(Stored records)
▬▬▬

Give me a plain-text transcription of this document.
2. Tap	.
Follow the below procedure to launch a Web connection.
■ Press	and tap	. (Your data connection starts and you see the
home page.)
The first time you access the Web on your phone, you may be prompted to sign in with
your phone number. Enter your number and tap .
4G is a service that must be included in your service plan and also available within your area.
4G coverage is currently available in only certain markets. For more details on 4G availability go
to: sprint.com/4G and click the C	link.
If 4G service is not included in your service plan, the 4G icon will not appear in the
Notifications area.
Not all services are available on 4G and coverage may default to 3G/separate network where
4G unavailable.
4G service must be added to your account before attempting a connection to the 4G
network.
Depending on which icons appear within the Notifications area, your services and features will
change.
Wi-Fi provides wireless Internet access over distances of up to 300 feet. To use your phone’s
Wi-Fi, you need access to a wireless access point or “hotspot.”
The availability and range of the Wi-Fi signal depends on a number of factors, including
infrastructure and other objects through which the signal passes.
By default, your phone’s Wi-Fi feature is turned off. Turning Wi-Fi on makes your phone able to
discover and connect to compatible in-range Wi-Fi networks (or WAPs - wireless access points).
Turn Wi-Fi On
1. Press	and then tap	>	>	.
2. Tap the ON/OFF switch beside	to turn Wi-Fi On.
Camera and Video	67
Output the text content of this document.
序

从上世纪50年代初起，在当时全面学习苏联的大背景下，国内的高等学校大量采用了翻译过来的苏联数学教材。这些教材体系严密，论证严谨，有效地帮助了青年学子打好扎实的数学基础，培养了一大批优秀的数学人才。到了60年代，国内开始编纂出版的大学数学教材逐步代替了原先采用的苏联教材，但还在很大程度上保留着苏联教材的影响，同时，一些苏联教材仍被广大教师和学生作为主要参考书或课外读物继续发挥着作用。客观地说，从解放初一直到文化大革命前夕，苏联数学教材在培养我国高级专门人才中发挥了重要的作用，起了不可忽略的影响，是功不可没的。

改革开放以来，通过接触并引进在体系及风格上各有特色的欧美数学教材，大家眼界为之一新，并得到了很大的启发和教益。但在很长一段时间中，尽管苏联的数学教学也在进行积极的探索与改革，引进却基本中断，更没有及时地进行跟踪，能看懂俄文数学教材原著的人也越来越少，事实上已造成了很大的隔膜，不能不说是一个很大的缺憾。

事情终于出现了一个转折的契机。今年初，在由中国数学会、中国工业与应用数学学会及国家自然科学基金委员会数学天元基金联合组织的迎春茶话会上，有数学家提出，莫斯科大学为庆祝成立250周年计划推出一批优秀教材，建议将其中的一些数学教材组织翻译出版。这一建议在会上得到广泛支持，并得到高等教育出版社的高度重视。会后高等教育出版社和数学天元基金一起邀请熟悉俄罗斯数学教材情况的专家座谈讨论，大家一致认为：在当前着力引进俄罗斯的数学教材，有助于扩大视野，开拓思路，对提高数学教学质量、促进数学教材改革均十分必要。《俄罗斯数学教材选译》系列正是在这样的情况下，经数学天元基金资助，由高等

▬▬▬

_The problem_
State how many lines of the records hold the string "services", and nothing else.

_Written response_
2